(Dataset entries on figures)
==============================
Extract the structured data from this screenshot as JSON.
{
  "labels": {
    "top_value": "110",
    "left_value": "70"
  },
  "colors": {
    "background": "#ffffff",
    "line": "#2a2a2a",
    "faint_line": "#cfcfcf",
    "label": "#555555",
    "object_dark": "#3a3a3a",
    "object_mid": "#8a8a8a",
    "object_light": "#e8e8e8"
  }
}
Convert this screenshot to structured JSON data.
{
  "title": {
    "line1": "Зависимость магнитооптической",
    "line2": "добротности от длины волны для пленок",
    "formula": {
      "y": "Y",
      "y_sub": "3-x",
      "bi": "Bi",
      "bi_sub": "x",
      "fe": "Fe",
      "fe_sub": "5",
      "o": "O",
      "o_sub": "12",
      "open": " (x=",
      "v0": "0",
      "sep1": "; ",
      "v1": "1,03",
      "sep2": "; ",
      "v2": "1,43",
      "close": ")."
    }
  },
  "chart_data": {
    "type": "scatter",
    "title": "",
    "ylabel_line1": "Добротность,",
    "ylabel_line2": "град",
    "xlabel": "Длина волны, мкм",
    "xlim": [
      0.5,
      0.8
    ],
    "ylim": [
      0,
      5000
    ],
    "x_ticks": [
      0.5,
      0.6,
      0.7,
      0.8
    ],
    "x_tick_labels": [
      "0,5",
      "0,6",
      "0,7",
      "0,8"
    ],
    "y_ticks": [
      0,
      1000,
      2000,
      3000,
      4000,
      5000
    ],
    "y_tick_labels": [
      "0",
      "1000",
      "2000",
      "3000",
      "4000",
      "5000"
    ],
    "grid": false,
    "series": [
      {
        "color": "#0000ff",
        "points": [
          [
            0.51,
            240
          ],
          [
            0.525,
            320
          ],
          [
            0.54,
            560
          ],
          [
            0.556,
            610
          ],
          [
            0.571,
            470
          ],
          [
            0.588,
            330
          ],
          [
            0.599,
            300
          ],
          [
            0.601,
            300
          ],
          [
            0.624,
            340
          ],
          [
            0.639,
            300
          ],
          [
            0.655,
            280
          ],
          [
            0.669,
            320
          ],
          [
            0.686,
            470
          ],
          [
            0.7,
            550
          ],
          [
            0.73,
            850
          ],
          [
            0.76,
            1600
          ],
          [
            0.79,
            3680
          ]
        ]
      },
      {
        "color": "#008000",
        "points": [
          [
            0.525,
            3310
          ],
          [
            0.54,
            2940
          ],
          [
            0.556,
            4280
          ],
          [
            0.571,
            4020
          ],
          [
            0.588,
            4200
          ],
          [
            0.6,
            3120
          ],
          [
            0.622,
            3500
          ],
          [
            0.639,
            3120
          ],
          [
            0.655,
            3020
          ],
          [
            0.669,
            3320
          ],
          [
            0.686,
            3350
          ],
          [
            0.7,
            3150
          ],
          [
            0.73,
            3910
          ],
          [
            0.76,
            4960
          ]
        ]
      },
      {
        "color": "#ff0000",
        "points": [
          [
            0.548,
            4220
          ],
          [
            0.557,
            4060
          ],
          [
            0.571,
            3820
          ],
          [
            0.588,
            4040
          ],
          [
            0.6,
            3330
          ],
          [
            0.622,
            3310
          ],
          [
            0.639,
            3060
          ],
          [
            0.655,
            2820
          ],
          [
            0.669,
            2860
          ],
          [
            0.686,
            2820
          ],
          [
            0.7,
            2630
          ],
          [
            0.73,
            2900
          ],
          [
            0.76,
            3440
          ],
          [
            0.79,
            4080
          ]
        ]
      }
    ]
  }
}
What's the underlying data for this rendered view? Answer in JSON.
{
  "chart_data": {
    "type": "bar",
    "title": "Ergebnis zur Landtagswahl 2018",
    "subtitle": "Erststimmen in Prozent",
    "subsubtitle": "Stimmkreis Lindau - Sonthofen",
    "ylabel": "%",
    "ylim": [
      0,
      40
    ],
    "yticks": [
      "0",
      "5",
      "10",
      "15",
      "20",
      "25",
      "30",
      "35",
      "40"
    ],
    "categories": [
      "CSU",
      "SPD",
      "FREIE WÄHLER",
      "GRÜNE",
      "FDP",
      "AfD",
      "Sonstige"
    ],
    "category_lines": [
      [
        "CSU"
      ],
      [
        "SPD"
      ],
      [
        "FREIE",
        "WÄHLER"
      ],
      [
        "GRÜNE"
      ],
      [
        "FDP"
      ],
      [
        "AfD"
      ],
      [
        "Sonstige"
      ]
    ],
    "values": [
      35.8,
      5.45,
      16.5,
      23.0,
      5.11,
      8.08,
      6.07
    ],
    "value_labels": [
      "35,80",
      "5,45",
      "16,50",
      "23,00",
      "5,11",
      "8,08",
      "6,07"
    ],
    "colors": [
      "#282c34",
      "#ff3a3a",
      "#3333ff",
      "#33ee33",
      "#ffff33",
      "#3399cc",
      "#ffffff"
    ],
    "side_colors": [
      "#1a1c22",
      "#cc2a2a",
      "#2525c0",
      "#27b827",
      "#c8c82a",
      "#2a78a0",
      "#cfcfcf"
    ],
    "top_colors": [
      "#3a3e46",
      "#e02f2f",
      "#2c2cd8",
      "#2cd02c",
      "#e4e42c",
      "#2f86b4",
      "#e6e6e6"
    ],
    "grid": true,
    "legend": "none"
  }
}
==============================
Tally the lines of the preceding listing in which the word "this" appears; state nothing but the total.

Response: 3